What the exercise asks: Transcribe all the records exactly and omit any images they hold.

Source records:
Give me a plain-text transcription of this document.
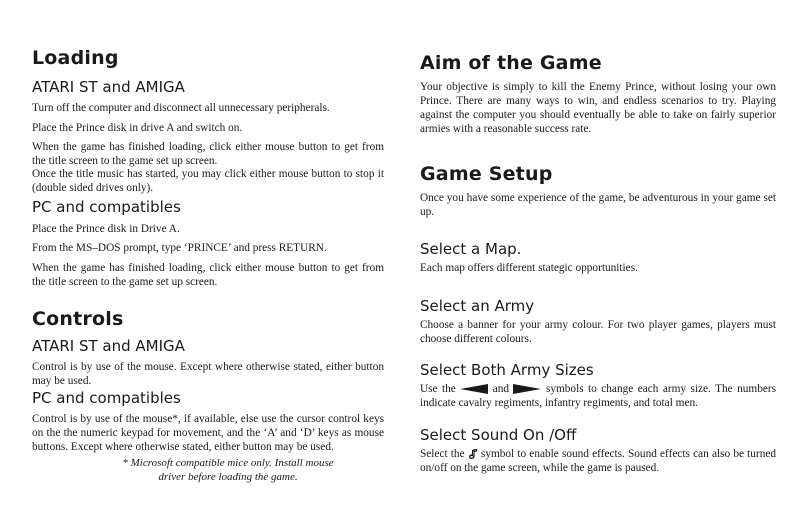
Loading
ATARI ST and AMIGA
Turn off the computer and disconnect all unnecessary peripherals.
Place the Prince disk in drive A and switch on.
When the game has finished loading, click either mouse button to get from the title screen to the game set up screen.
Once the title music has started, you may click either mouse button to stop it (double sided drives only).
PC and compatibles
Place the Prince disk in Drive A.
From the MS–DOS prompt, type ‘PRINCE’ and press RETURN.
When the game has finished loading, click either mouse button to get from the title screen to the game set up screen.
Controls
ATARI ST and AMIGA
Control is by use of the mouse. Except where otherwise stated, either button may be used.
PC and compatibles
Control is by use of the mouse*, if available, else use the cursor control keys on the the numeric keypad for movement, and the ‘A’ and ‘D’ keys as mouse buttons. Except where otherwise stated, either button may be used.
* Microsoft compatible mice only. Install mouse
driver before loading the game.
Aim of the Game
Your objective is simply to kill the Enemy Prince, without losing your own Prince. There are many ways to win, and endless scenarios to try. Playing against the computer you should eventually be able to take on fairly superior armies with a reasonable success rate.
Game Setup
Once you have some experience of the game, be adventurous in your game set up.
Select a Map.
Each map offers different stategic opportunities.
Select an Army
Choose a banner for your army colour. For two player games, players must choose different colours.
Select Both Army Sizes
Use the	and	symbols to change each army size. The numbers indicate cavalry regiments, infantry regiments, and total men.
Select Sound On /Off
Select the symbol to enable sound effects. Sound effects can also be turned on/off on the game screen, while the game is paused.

Result for this task:
Give me a plain-text transcription of this document.
Loading
ATARI ST and AMIGA
Turn off the computer and disconnect all unnecessary peripherals.
Place the Prince disk in drive A and switch on.
When the game has finished loading, click either mouse button to get from the title screen to the game set up screen.
Once the title music has started, you may click either mouse button to stop it (double sided drives only).
PC and compatibles
Place the Prince disk in Drive A.
From the MS–DOS prompt, type ‘PRINCE’ and press RETURN.
When the game has finished loading, click either mouse button to get from the title screen to the game set up screen.
Controls
ATARI ST and AMIGA
Control is by use of the mouse. Except where otherwise stated, either button may be used.
PC and compatibles
Control is by use of the mouse*, if available, else use the cursor control keys on the the numeric keypad for movement, and the ‘A’ and ‘D’ keys as mouse buttons. Except where otherwise stated, either button may be used.
* Microsoft compatible mice only. Install mouse
driver before loading the game.
Aim of the Game
Your objective is simply to kill the Enemy Prince, without losing your own Prince. There are many ways to win, and endless scenarios to try. Playing against the computer you should eventually be able to take on fairly superior armies with a reasonable success rate.
Game Setup
Once you have some experience of the game, be adventurous in your game set up.
Select a Map.
Each map offers different stategic opportunities.
Select an Army
Choose a banner for your army colour. For two player games, players must choose different colours.
Select Both Army Sizes
Use the	and	symbols to change each army size. The numbers indicate cavalry regiments, infantry regiments, and total men.
Select Sound On /Off
Select the symbol to enable sound effects. Sound effects can also be turned on/off on the game screen, while the game is paused.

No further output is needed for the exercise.